→ **EXERCISE BRIEF**: Gather all lines with the word "suositeltavaa" in them.

---- INPUT MATERIAL

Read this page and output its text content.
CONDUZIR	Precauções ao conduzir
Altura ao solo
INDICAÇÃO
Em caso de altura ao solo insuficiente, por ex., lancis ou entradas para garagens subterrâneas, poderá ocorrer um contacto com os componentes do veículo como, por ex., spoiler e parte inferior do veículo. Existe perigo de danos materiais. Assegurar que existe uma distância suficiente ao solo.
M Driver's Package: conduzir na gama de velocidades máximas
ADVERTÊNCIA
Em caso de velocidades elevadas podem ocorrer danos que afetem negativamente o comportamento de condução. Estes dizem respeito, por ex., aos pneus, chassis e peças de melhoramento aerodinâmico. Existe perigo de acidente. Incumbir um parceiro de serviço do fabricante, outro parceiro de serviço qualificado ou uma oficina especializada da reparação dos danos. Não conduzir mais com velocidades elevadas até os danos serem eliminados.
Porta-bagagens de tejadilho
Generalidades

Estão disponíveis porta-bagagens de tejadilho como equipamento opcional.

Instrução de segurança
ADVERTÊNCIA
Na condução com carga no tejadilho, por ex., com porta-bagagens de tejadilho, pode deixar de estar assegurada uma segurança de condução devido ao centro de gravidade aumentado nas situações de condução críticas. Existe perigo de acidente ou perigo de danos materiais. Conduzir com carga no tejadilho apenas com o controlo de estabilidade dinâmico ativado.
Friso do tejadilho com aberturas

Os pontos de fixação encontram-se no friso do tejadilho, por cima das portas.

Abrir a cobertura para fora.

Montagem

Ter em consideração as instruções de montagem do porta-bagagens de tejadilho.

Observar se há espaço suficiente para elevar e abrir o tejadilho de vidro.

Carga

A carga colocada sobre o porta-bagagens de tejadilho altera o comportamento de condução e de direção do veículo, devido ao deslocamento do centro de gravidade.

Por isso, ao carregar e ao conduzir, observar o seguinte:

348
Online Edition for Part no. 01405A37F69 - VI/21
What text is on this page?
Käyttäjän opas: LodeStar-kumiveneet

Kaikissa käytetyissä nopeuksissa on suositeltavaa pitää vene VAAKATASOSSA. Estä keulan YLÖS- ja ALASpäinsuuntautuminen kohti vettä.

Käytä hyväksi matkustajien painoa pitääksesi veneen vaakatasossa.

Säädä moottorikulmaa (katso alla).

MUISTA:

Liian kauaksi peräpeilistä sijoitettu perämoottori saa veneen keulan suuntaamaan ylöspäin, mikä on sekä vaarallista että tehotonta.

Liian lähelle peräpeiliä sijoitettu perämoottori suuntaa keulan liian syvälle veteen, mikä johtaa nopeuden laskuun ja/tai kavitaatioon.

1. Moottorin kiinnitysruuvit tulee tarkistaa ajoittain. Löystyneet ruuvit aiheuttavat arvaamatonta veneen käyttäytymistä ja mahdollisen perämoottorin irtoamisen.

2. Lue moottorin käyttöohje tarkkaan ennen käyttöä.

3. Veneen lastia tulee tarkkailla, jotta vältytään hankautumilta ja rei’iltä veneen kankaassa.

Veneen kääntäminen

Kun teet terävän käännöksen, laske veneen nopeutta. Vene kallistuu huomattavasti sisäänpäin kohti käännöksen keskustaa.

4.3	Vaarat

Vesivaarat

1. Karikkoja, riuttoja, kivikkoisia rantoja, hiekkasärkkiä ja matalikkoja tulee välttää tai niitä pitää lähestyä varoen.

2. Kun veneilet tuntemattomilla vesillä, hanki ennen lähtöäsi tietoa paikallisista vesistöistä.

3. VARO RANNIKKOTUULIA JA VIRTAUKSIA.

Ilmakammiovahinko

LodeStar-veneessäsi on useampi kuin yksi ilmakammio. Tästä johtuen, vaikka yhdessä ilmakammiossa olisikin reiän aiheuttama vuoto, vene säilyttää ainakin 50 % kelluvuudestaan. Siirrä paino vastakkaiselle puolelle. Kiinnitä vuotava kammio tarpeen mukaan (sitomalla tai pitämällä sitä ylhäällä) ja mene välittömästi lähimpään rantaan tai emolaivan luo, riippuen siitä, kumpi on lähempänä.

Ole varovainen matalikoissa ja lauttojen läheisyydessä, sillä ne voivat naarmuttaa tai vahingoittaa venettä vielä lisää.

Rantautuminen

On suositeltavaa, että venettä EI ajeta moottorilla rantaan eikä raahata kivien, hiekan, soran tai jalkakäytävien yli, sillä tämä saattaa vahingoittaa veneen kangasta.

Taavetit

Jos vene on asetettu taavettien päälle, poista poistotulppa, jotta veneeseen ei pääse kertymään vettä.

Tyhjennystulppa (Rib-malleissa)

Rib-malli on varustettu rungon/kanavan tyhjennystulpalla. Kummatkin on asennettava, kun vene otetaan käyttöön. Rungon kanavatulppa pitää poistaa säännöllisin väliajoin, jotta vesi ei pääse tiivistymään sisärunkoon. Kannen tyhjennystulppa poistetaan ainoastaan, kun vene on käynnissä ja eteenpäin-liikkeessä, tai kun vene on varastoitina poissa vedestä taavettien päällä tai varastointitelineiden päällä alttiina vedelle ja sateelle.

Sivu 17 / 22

--------

→ **ANSWER TO THIS EXERCISE**:
Kaikissa käytetyissä nopeuksissa on suositeltavaa pitää vene VAAKATASOSSA. Estä keulan YLÖS- ja ALASpäinsuuntautuminen kohti vettä.
On suositeltavaa, että venettä EI ajeta moottorilla rantaan eikä raahata kivien, hiekan, soran tai jalkakäytävien yli, sillä tämä saattaa vahingoittaa veneen kangasta.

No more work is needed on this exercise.